Problem to solve: Copy every line of the data that includes the string "this".

Information provided:
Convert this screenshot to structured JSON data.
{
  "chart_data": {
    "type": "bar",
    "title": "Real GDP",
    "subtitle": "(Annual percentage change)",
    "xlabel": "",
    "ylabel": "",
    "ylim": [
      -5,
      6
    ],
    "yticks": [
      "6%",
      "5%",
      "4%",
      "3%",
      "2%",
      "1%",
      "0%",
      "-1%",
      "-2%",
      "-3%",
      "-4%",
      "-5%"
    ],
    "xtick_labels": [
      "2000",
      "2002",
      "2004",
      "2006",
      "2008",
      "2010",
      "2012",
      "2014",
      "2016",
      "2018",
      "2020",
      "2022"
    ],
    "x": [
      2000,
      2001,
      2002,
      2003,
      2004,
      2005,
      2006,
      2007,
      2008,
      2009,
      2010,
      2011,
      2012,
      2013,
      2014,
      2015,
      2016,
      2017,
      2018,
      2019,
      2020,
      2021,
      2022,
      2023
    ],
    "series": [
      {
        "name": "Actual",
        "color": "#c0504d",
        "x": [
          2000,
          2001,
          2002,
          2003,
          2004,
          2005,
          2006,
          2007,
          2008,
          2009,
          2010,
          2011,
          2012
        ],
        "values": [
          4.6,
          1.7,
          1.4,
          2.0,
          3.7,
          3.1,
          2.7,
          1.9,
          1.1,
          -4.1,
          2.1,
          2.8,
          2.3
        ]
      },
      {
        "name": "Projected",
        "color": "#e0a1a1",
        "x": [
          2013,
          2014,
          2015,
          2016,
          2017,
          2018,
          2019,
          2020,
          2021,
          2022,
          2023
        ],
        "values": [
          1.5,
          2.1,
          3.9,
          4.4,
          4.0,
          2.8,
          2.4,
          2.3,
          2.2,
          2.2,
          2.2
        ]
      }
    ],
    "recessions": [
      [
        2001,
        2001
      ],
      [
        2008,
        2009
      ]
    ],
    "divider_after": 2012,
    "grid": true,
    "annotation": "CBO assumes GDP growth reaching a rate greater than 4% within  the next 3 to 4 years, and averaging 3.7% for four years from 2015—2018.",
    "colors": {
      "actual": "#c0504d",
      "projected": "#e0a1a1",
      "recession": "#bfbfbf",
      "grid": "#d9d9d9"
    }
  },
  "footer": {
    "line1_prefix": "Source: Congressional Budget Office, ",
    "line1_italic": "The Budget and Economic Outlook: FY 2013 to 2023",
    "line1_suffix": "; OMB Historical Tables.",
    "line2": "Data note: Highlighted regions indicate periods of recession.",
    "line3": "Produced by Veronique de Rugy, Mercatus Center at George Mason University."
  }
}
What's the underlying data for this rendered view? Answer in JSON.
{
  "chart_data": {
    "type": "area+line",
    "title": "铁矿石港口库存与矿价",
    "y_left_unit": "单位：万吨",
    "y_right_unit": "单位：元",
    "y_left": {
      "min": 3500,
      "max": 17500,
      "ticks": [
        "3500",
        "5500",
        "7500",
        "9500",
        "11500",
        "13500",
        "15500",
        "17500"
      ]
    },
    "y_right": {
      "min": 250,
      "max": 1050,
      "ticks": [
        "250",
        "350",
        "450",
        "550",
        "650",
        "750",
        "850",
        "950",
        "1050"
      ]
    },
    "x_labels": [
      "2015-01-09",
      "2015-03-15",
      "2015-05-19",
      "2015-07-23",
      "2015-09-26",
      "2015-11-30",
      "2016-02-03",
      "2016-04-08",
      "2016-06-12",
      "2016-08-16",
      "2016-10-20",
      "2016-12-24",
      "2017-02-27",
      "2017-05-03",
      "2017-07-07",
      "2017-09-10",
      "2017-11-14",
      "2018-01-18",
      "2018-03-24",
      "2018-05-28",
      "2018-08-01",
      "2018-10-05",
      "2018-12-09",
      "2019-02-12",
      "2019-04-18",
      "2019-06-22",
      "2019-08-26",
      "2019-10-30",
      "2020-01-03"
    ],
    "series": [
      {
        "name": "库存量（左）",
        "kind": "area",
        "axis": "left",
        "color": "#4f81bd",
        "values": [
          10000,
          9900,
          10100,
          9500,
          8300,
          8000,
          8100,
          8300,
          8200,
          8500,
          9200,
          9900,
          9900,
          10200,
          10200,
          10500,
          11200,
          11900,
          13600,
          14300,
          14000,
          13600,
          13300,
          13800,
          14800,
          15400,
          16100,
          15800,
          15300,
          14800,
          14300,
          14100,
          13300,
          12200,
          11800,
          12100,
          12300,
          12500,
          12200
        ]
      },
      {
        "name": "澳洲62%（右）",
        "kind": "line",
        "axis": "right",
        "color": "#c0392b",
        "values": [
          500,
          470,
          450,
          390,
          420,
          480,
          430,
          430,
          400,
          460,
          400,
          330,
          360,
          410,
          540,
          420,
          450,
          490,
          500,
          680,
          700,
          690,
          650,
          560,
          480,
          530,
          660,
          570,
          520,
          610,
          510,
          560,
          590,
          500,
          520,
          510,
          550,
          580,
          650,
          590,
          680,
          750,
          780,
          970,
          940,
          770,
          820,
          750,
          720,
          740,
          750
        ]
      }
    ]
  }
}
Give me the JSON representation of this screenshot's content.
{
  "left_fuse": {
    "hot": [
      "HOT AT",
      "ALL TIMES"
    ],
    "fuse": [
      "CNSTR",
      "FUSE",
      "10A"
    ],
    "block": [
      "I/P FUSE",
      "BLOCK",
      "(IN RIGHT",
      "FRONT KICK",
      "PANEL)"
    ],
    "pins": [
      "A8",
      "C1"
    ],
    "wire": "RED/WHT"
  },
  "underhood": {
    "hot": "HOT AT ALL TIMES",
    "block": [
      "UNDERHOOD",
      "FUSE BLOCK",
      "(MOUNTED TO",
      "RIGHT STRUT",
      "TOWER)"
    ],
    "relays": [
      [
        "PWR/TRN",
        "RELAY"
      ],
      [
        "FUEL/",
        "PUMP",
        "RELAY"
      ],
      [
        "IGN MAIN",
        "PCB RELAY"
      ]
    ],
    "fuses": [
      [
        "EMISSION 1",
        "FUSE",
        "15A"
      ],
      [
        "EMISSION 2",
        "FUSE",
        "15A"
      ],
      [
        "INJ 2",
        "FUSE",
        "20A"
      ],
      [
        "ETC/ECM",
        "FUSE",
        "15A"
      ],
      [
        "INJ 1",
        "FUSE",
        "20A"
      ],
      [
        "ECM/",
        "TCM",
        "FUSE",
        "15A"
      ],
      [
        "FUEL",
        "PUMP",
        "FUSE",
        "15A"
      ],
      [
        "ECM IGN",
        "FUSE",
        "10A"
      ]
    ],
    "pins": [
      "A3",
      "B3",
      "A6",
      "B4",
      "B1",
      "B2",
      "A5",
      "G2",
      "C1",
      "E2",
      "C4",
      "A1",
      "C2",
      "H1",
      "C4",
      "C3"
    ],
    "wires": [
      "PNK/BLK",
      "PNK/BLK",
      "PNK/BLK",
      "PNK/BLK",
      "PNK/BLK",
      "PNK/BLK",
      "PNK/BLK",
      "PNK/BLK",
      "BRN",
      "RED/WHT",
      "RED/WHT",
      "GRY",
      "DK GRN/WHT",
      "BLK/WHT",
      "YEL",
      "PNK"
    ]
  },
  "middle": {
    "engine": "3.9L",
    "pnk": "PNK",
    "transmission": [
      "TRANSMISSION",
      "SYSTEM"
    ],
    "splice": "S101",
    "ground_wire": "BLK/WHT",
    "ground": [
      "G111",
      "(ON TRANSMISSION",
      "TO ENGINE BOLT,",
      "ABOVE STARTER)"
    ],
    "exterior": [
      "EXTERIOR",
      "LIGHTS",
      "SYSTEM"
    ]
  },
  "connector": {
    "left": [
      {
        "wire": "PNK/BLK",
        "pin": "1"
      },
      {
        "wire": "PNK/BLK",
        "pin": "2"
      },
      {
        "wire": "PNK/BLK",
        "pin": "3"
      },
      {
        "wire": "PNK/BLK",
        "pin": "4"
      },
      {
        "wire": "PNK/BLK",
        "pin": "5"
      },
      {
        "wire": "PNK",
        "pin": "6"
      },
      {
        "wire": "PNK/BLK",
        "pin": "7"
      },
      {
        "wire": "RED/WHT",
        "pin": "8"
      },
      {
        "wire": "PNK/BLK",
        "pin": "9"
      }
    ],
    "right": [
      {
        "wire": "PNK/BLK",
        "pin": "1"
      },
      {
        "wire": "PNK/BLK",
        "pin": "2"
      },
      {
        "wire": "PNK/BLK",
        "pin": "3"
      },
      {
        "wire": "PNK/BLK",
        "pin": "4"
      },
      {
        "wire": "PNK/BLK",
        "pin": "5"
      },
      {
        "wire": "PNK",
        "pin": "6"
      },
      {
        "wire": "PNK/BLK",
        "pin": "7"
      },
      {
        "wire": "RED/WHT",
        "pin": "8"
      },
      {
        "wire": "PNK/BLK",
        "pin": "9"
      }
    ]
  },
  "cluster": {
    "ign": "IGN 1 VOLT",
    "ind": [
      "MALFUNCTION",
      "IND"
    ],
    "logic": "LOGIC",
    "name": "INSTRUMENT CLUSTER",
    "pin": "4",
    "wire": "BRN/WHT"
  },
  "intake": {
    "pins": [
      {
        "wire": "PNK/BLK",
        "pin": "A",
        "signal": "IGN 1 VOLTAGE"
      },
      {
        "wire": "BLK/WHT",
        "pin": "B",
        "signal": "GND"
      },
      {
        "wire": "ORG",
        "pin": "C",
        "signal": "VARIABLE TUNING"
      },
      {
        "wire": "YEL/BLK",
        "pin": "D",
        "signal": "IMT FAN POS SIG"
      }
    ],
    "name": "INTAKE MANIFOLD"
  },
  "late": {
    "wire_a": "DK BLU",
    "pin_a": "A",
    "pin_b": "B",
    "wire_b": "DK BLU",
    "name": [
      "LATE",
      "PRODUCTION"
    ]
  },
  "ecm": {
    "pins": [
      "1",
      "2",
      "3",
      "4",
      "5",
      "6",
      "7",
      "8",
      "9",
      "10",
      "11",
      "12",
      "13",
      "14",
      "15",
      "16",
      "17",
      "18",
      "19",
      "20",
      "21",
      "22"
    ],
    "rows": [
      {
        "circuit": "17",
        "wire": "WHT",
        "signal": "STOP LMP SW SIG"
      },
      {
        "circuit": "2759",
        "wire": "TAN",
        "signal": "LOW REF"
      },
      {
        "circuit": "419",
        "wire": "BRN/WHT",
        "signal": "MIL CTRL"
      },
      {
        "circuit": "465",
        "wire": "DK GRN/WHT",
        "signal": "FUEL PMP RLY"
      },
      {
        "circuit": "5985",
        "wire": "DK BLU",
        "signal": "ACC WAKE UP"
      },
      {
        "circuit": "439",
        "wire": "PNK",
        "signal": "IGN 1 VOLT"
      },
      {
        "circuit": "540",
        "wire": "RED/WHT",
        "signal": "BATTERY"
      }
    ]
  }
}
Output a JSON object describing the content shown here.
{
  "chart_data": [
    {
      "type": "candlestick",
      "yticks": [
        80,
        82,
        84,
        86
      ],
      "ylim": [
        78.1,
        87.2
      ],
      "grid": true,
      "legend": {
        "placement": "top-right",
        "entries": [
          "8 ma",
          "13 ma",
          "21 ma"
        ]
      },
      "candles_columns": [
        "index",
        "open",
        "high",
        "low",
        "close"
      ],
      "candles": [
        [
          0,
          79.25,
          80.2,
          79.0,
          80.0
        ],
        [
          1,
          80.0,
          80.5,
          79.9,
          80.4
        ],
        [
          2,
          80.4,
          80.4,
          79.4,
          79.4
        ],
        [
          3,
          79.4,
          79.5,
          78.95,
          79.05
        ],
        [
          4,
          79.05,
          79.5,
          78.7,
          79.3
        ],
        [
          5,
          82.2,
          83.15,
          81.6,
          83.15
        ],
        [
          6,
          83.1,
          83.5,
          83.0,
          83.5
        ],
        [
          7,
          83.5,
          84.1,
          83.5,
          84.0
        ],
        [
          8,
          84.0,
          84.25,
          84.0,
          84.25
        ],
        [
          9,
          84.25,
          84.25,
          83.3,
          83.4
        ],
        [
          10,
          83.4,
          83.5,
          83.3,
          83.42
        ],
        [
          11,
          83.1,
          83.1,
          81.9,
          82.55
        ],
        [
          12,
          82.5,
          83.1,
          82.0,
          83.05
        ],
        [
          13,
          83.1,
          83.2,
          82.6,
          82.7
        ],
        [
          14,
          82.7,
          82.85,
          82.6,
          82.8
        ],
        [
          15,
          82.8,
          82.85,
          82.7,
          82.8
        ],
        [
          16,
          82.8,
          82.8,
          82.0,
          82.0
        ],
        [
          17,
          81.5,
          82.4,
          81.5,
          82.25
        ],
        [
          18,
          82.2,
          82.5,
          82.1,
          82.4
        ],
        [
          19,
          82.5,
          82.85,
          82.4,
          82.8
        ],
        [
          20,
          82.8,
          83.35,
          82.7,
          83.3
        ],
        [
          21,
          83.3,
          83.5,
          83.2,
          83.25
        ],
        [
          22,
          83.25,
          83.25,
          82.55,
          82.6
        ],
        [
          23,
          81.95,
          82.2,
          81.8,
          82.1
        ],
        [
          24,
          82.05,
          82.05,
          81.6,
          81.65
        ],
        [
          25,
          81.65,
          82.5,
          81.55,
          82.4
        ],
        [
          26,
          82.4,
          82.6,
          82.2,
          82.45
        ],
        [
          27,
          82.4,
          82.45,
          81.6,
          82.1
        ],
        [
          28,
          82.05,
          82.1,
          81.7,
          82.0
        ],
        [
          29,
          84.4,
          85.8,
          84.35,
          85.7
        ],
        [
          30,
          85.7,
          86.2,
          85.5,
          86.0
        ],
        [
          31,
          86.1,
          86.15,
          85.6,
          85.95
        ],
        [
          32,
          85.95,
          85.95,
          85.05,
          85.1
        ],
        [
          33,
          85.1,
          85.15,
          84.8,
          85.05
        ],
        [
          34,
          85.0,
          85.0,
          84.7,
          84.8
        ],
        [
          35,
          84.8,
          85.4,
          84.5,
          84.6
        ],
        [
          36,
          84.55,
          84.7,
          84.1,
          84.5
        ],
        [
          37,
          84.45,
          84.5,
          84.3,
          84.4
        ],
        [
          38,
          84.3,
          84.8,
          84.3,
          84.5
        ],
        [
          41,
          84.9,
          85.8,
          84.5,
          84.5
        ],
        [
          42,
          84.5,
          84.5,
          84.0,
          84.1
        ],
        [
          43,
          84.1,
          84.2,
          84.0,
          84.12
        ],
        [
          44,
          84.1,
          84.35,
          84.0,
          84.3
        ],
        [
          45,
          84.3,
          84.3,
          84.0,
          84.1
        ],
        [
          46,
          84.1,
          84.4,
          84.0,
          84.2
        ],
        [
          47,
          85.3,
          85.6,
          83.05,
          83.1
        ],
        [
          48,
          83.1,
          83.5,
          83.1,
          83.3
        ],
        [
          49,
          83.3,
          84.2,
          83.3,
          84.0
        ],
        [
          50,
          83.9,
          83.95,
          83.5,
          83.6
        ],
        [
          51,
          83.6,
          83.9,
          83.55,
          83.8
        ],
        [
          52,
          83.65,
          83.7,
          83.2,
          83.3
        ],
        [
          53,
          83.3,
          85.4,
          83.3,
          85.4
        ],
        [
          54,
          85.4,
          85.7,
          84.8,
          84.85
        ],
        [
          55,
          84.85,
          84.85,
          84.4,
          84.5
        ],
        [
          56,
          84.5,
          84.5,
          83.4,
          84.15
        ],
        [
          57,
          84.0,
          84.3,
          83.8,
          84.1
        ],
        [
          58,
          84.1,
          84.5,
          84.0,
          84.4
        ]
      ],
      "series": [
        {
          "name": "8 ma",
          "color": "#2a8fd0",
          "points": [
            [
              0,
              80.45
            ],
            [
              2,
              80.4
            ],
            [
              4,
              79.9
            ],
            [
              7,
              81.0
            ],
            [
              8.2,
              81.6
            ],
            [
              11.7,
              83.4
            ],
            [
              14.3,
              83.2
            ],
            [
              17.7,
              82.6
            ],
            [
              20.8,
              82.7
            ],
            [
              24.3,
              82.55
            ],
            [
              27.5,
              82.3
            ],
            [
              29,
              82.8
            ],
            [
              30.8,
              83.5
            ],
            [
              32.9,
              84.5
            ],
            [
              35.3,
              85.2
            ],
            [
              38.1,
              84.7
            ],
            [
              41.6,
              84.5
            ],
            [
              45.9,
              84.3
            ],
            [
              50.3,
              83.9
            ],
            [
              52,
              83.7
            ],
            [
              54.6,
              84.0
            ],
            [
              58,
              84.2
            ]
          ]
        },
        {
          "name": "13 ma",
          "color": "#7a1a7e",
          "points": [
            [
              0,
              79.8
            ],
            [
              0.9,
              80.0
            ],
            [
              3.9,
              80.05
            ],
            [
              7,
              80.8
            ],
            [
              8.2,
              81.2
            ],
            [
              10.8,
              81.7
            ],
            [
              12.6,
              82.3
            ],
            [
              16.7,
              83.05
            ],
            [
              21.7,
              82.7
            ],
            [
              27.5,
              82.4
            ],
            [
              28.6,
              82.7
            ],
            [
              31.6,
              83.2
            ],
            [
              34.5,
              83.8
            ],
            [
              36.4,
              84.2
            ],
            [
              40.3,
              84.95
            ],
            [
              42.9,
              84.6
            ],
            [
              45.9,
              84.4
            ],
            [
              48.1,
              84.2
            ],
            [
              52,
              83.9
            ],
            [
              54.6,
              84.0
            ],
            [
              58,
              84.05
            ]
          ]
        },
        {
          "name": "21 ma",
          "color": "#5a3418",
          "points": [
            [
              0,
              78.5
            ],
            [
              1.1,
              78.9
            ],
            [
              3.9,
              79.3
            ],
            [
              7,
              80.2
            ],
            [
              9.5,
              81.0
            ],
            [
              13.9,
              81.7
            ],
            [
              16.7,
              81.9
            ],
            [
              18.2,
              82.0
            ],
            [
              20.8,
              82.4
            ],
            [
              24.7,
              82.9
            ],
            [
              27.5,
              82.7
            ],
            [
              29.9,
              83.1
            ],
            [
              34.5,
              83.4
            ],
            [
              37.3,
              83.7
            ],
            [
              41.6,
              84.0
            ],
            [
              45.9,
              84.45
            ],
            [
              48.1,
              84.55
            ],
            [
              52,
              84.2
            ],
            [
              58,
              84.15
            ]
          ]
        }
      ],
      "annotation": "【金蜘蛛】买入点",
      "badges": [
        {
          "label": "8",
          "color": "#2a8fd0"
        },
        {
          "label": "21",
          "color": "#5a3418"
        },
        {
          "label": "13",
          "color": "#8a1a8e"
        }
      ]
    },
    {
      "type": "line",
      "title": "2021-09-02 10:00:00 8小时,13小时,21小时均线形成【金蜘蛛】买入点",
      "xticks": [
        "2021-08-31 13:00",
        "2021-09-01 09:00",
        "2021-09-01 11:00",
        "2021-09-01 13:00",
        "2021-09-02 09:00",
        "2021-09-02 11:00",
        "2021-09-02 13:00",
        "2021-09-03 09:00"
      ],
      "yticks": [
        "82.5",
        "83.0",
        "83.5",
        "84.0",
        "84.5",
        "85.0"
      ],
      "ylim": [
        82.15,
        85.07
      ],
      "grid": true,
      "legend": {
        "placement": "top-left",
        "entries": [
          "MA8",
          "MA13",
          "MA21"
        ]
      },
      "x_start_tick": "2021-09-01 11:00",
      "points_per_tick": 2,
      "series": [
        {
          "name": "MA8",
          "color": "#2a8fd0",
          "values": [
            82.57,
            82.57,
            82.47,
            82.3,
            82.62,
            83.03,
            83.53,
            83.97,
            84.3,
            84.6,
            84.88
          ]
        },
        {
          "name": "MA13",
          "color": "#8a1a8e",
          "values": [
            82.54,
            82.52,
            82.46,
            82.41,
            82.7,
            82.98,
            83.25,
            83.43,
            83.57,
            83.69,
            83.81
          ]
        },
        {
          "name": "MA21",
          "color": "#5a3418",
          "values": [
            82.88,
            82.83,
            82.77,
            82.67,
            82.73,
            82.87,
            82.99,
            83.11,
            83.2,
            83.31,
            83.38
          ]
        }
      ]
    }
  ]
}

Correct result:
Convert this screenshot to structured JSON data.
What's the underlying data for this rendered view? Answer in JSON.
Give me the JSON representation of this screenshot's content.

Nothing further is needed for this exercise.